Scan the listing beneath this sentence. Report each line with the word "till".
:: TASK DATA
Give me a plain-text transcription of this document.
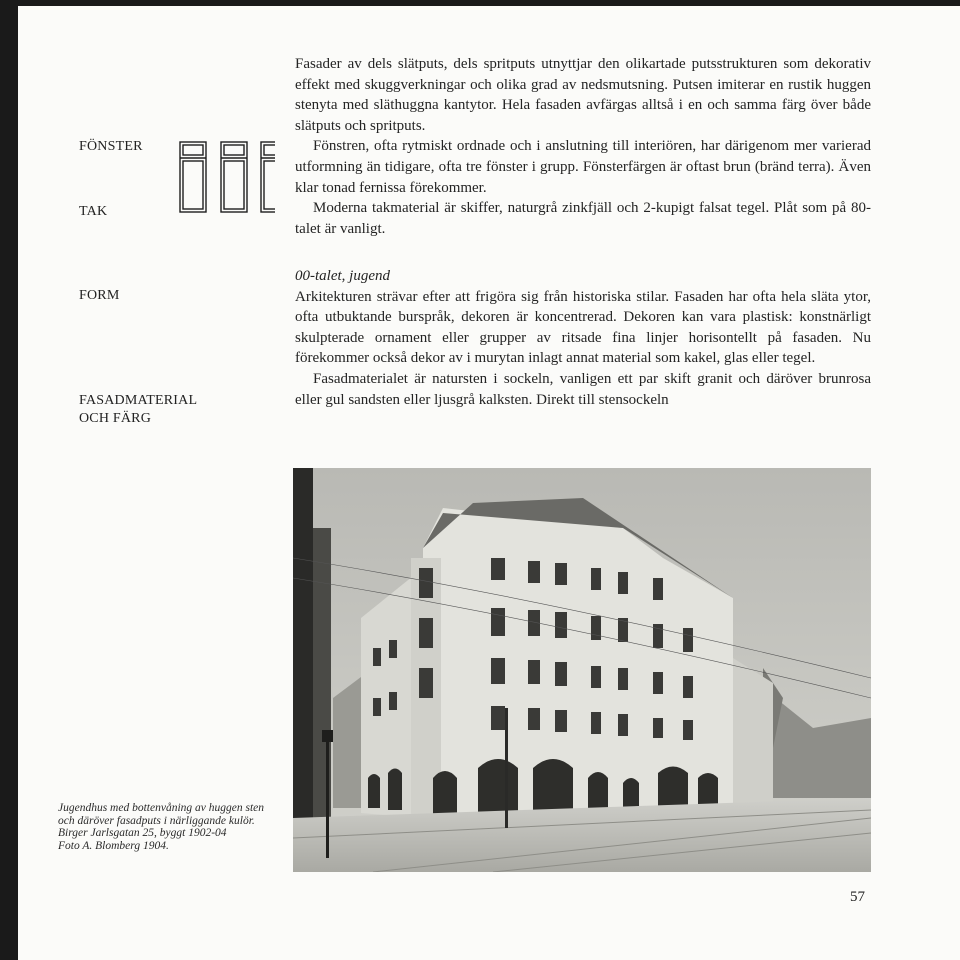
FÖNSTER
TAK
FORM
FASADMATERIAL
OCH FÄRG

Fasader av dels slätputs, dels spritputs utnyttjar den olikartade putsstrukturen som dekorativ effekt med skuggverkningar och olika grad av nedsmutsning. Putsen imiterar en rustik huggen stenyta med släthuggna kantytor. Hela fasaden avfärgas alltså i en och samma färg över både slätputs och spritputs.

Fönstren, ofta rytmiskt ordnade och i anslutning till interiören, har därigenom mer varierad utformning än tidigare, ofta tre fönster i grupp. Fönsterfärgen är oftast brun (bränd terra). Även klar tonad fernissa förekommer.

Moderna takmaterial är skiffer, naturgrå zinkfjäll och 2-kupigt falsat tegel. Plåt som på 80-talet är vanligt.

00-talet, jugend

Arkitekturen strävar efter att frigöra sig från historiska stilar. Fasaden har ofta hela släta ytor, ofta utbuktande burspråk, dekoren är koncentrerad. Dekoren kan vara plastisk: konstnärligt skulpterade ornament eller grupper av ritsade fina linjer horisontellt på fasaden. Nu förekommer också dekor av i murytan inlagt annat material som kakel, glas eller tegel.

Fasadmaterialet är natursten i sockeln, vanligen ett par skift granit och däröver brunrosa eller gul sandsten eller ljusgrå kalksten. Direkt till stensockeln

Jugendhus med bottenvåning av huggen sten och däröver fasadputs i närliggande kulör.
Birger Jarlsgatan 25, byggt 1902-04
Foto A. Blomberg 1904.
57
::::
SOLUTION TO THIS PROBLEM:
Fönstren, ofta rytmiskt ordnade och i anslutning till interiören, har därigenom mer varierad utformning än tidigare, ofta tre fönster i grupp. Fönsterfärgen är oftast brun (bränd terra). Även klar tonad fernissa förekommer.
Fasadmaterialet är natursten i sockeln, vanligen ett par skift granit och däröver brunrosa eller gul sandsten eller ljusgrå kalksten. Direkt till stensockeln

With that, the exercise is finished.